Recorded data

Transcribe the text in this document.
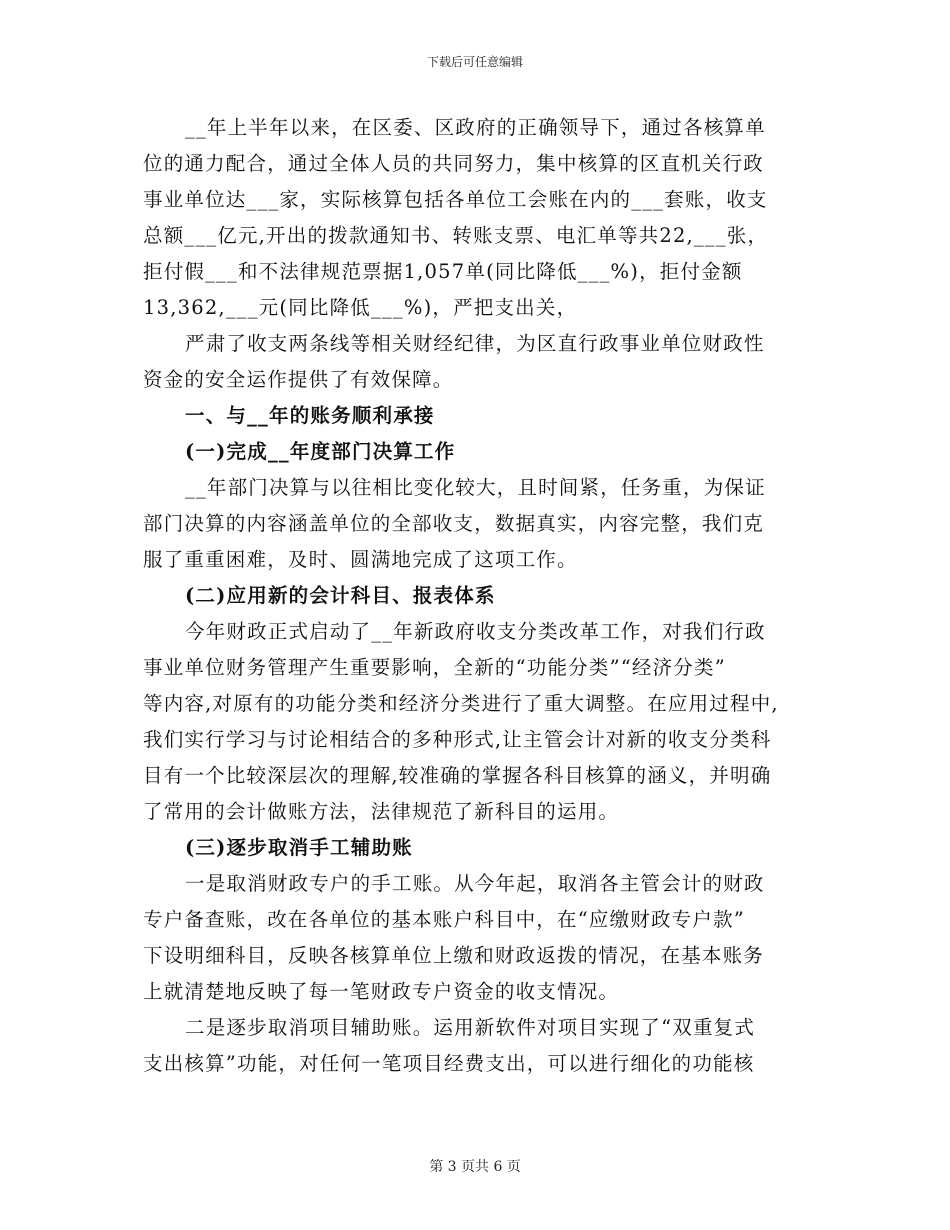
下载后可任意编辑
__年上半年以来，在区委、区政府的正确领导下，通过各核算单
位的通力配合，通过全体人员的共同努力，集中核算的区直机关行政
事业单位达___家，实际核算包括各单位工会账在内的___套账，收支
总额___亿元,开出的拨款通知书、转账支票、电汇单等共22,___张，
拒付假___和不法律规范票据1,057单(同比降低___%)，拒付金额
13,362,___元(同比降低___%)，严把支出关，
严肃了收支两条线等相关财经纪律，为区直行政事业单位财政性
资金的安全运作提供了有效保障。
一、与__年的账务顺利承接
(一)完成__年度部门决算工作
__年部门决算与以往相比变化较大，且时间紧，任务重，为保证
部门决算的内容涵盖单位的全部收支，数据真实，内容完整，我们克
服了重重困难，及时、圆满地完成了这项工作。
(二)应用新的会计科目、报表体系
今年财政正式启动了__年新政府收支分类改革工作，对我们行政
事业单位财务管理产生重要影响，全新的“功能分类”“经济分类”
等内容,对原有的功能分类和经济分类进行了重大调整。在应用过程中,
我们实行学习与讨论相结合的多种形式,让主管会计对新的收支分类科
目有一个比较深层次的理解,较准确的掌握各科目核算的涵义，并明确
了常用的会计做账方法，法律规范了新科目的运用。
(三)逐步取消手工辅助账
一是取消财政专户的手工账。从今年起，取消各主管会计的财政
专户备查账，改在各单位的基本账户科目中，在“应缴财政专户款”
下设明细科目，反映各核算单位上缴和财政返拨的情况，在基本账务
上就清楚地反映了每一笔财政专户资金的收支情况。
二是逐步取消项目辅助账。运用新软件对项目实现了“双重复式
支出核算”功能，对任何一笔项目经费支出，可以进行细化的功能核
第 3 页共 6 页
...
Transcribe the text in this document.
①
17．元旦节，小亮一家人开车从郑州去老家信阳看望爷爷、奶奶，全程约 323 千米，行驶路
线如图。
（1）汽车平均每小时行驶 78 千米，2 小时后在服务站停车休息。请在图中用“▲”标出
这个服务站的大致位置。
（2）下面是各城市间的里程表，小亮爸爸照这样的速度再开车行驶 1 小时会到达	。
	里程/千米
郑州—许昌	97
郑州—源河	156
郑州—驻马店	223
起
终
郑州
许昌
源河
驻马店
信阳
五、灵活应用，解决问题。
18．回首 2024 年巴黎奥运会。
--
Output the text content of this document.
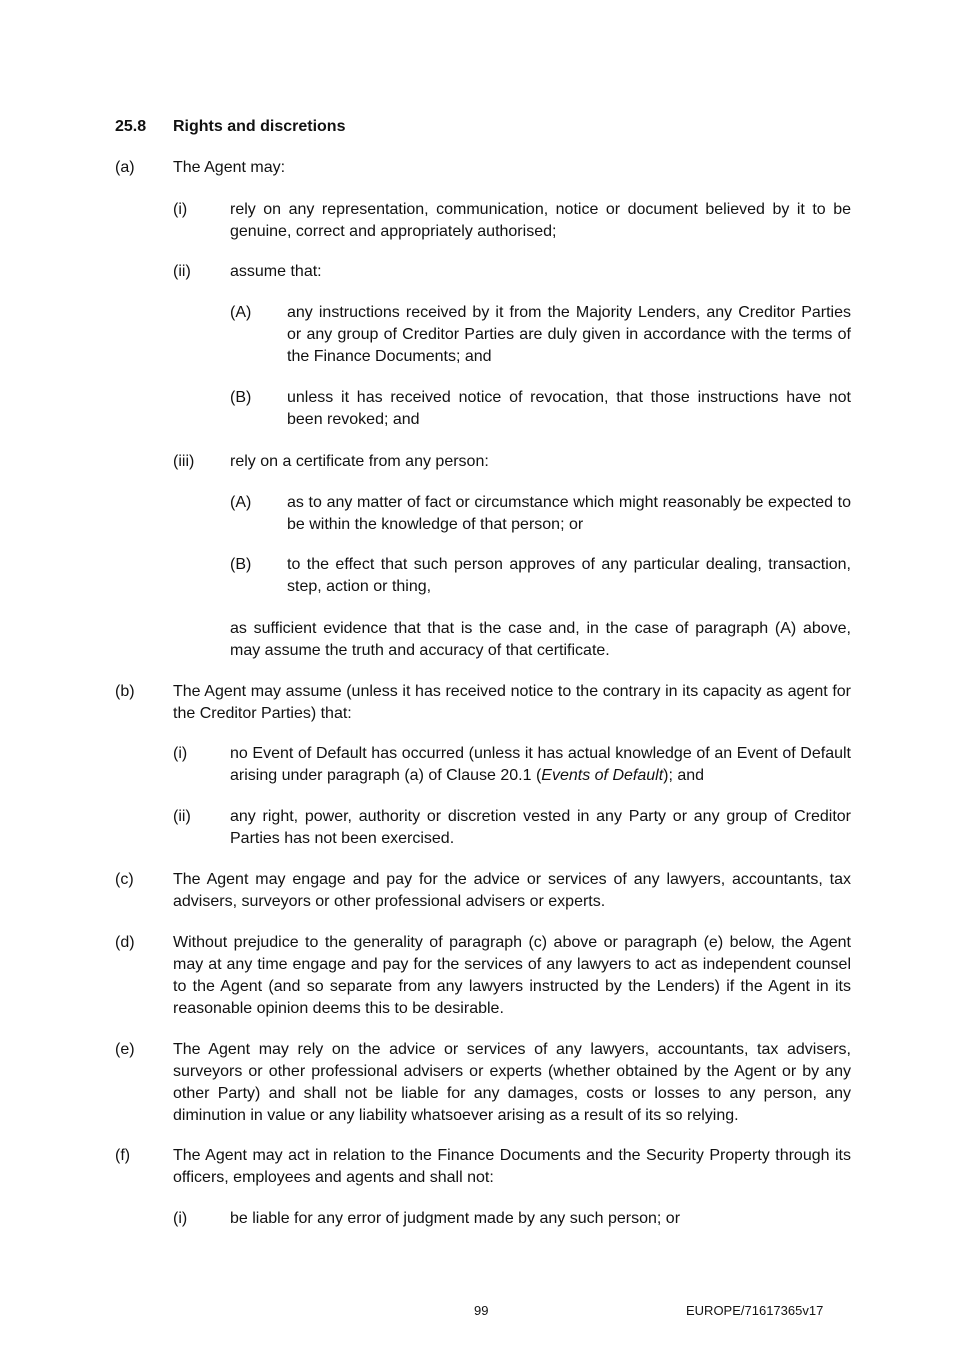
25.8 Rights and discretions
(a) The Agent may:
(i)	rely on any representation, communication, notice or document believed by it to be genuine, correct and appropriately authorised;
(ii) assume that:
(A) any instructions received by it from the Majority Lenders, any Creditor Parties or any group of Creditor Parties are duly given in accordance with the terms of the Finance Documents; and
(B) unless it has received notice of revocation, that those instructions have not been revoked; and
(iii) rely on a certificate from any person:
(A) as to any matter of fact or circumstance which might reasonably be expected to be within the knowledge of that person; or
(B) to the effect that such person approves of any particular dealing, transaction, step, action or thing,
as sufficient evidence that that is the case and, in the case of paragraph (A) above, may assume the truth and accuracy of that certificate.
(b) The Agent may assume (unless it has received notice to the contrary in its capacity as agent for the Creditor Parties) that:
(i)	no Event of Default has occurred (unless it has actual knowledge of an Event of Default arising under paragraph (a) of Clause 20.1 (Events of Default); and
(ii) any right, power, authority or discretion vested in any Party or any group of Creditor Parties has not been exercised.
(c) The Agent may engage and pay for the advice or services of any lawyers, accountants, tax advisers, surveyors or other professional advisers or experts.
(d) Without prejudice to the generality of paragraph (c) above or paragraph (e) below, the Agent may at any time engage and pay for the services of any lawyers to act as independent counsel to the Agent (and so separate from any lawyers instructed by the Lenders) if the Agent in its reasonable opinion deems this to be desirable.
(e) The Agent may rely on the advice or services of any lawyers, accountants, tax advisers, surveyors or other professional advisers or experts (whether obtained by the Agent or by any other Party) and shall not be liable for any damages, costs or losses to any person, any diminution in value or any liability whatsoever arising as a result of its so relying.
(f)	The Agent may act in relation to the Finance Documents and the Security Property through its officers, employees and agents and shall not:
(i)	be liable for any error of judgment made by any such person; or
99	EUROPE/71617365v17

- [REQUIREMENT]
Reply with nothing except the number of lines in the listing above that include the string "unless".

- [EXERCISE SOLUTION]
3